Teks Pilihan:
▶

Firman-Nya: “Tidak ada
sesuatupun yang serupa dengan Dia dan Dia-lah Yang Maha Mendengar
lagi Maha
Melihat.”
(QS. Asy-Syura : 11).
18. Dia menciptakan
makhluk dengan ilmu-Nya.
19. Dia menentukan
takdir atas mereka.
20. Dia menuliskan
ajal kematian bagi mereka.
21. Tiada sesuatupun
yang tersembunyi bagi-Nya sebelum Dia menciptakan mereka. Bahkan Dia
mengetahui apa yang akan mereka
kerjakan, juga sebelum menciptakan mereka.
22. Dia
memerintahkan hamba-hamba-Nya untuk ta’at dan melarang mereka melakukan
maksiat.
23. Segala sesuatu
berjalan sesuai dengan takdir dan kehendak-Nya, sedangkan kehendak-Nya
itu pasti terlaksana. Tidak ada
kehendak bagi hamba-Nya melainkan memang apa yang
dikehendaki-Nya. Apa yang Dia
kehendaki, pasti terjadi. Dan apa yang tidak Dia kehendaki
tak akan terjadi.
24. Dia memberi
petunjuk siapa saja yang Dia kehendaki, memelihara dan mengayominya
karena keutamaan-Nya. Dia juga
menyesatkan siapa yang Dia kehendaki, menghinakan
seseorang dan menghukumnya
berdasarkan keadilan-Nya.
25. Seluruh makhluk
berada di bawah kendali kehendak Allah di antara kemurahan, keutamaan,
dan keadilan-Nya.
26. Dia mengungguli
musuh-musuh-Nya dan tak tertandingi oleh lawan-lawan-Nya.
27. Tak seorang pun
mampu menolak takdir-Nya, menolak ketetapan hukum-Nya, atau
mengungguli urusan-Nya.
28. Kita mengimani
semua itu, dan kita pun meyakini bahwa segalanya datang daripada-Nya.
29. Sesungguhnya
Muhammad shallallahu 'alaihi wa sallam adalah hamba-Nya yang terpilih,
Nabi-Nya yang terpandang, dan
Rasul-Nya yang diridlai.
30. Sesungguhnya
beliau adalah penutup para Nabi ‘Alaihimu As-Sallam.
31. Dia pemimpin
orang-orang bertakwa.
32. Dia penghulu
para Rasul.
33. Kekasih Rabb
sekalian alam.
34. Segala pengakuan
sebagai Nabi sesudah beliau adalah kesesatan dan hawa nafsu.
35. Beliau diutus
kepada golongan jin secara umum dan kepada segenap umat manusia, dengan
membawa kebenaran, petunjuk dan
cahaya yang terang.
36. Sesungguhnya
Al-Qur’an adalah Kalamullah; berasal dari-Nya sebagai ucapan yang tak
diketahui kaifiyah (bagaimana)nya,
diturunkan kepada Rasul-Nya sebagai wahyu. Diimani
oleh kaum mukminin dengan
sebenar-benarnya. Mereka meyakininya sebagai kalam Ilahi
yang sesungguhnya. Bukanlah
sebagai makhluk sebagaimana ucapan hamba-Nya.

◀

Soal Tugas A: Ubah poin teks pilihan yang diawali "Segala sesuatu berjalan" menjadi daftar singkat tanpa menghilangkan fakta utamanya.
Soal Tugas B: Menurut teks pilihan, kepada siapa saja Muhammad shallallahu 'alaihi wa sallam diutus?
Soal Tugas C: Tolong lanjutkan teks tentang pokok-pokok keimanan ini, mulai sesudah kalimat terakhirnya.

Cuplikan Data:
▶

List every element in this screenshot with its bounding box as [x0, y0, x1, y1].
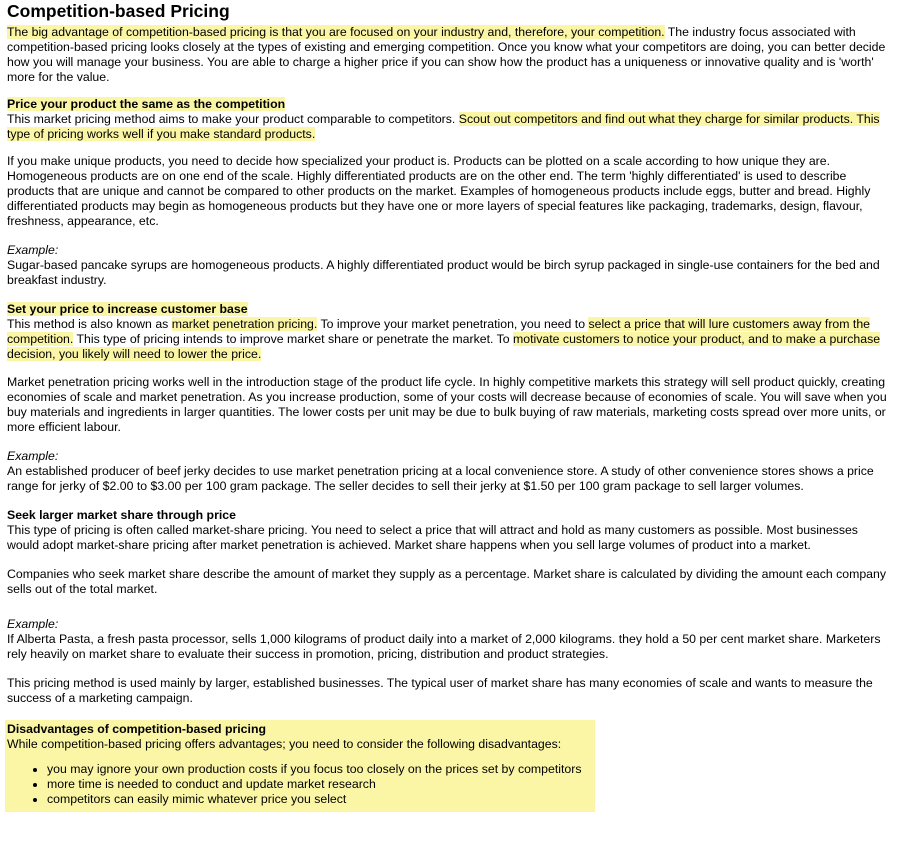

◀

Hasil Akhir A:
- Segala sesuatu berjalan sesuai takdir dan kehendak-Nya.
- Kehendak-Nya pasti terlaksana.
- Hamba-Nya tidak memiliki kehendak selain yang dikehendaki-Nya.
- Apa yang Dia kehendaki pasti terjadi.
- Apa yang tidak Dia kehendaki tak akan terjadi.

Hasil Akhir B: Kepada golongan jin secara umum dan kepada segenap umat manusia.

Hasil Akhir C:
Barangsiapa yang mendengarnya
(mendengar bacaan Al-Qur’an) dan menganggap itu
sebagai ucapan makhluk, maka ia
telah kafir. Allah sungguh telah mencelanya,
menghinanya, dan mengancamnya
dengan Naar (Neraka) Saqar. Allah berfirman:
“Aku akan memasukkan ke dalam
(Naar) Saqar.” (QS. Al-Muddatsir: 26). Allah mengancam
mereka dengan Naar Saqar tatkala
mereka mengatakan:
“Ini (Al-Qur’an) tidak lain
hanyalah perkataan manusia.” (QS. Al-Muddatsir : 25). Dengan itu
kita pun mengetahui bahwa Al-Qur’an
itu adalah kalam (ucapan) Pencipta manusia dan
tidak menyerupai ucapan manusia.
37. Barangsiapa yang
mensifati Allah dengan kriteria-kriteria manusia, maka dia sungguh telah
kafir. Barangsiapa yang memahami
hal ini niscaya dia dapat mengambil pelajaran. Akan
dapat menghindari ucapan yang
seperti perkataan orang-orang kafir, dan mengetahui bahwa
Allah dengan sifat-sifat-Nya
tidaklah seperti makhluk-Nya.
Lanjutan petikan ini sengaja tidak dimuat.